**TEXTO PARA LEER:**
En 1999, mientras estudiaba tercer año de derecho en la UCA, tuve que hacer una investigación grupal que requirió consultar los expedientes físicos que el Centro de Documentación Judicial de la Corte Suprema de Justicia llevaba por cada tribunal de sentencia del país. Una realidad muy triste se abrió frente a mí al revisar esos expedientes; la mayoría de sentencias que había en cada una de esas carpetas no eran por el delito que yo estaba investigando, sino por hechos de violencia, en su mayoría en contra de niñas o mujeres, tipificados como lesiones, agresiones o violación. Esa visita al Centro de Documentación Judicial ocurrió hace dos décadas, pero esos casos y la realidad que reflejan me siguen atormentando, porque son solo una muestra del dolor que viven muchas niñas, adolescentes y mujeres en El Salvador.

**QUÉ HACER:** Copia otra vez el texto sobre la violencia contra niñas y mujeres, empezando en "En 1999, mientras" y terminando en "en El Salvador.", y cambia "expedientes" por "archivos". Las líneas de abajo no tienen nada que ver con el texto.

**DATOS REGISTRADOS:**
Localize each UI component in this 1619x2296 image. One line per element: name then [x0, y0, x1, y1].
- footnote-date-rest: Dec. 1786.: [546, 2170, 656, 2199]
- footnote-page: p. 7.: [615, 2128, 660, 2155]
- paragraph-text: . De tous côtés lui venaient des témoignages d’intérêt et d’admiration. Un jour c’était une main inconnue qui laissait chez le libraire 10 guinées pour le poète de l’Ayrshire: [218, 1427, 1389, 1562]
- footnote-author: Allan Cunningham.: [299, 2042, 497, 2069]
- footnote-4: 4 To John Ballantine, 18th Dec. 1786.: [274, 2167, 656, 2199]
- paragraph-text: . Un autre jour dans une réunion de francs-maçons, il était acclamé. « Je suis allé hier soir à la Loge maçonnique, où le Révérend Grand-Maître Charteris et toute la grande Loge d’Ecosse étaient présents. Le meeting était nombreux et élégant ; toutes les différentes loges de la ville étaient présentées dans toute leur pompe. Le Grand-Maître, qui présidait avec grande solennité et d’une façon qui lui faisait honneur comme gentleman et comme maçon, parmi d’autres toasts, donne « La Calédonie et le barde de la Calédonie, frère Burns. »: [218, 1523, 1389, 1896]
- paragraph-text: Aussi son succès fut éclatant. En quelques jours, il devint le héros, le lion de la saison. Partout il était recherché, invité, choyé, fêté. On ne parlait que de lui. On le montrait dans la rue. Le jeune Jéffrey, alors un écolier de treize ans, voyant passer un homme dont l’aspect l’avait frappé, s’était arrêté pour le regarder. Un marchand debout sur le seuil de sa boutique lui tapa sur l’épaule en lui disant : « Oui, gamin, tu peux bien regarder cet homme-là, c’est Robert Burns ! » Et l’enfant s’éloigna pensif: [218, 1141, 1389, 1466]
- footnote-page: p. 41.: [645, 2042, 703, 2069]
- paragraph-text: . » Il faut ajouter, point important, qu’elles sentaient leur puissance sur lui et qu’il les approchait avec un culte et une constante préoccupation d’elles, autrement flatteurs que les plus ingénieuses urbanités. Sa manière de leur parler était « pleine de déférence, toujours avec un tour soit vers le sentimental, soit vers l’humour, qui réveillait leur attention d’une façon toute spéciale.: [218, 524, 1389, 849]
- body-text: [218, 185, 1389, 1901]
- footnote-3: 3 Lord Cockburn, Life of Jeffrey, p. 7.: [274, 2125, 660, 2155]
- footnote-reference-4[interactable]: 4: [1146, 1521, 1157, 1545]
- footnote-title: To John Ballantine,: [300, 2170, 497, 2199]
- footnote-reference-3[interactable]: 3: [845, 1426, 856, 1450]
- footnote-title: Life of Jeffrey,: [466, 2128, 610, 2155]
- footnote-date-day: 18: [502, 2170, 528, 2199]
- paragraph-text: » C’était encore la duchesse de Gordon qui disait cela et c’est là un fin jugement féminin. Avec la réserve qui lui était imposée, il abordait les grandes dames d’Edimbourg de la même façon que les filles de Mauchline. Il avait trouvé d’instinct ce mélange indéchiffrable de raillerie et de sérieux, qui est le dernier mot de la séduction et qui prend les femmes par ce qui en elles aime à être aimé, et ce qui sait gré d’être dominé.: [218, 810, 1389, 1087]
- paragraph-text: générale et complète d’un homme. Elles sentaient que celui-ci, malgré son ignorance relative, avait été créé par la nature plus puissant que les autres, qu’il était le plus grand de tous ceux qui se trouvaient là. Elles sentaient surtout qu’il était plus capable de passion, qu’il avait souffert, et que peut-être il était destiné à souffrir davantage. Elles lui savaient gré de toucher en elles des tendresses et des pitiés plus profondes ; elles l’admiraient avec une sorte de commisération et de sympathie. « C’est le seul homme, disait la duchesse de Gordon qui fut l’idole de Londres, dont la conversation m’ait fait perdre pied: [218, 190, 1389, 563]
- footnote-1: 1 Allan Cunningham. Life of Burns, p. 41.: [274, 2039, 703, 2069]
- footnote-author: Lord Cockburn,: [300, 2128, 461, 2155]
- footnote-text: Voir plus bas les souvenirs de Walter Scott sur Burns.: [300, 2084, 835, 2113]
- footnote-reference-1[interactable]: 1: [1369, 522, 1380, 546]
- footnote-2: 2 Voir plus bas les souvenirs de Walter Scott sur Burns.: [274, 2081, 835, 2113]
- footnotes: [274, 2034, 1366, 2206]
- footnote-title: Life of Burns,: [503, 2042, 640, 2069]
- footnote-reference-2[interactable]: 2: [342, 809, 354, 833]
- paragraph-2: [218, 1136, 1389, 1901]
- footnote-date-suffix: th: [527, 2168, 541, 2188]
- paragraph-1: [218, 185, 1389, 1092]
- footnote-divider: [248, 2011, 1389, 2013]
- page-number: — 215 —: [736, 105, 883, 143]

**TU RESPUESTA:**
En 1999, mientras estudiaba tercer año de derecho en la UCA, tuve que hacer una investigación grupal que requirió consultar los archivos físicos que el Centro de Documentación Judicial de la Corte Suprema de Justicia llevaba por cada tribunal de sentencia del país. Una realidad muy triste se abrió frente a mí al revisar esos archivos; la mayoría de sentencias que había en cada una de esas carpetas no eran por el delito que yo estaba investigando, sino por hechos de violencia, en su mayoría en contra de niñas o mujeres, tipificados como lesiones, agresiones o violación. Esa visita al Centro de Documentación Judicial ocurrió hace dos décadas, pero esos casos y la realidad que reflejan me siguen atormentando, porque son solo una muestra del dolor que viven muchas niñas, adolescentes y mujeres en El Salvador.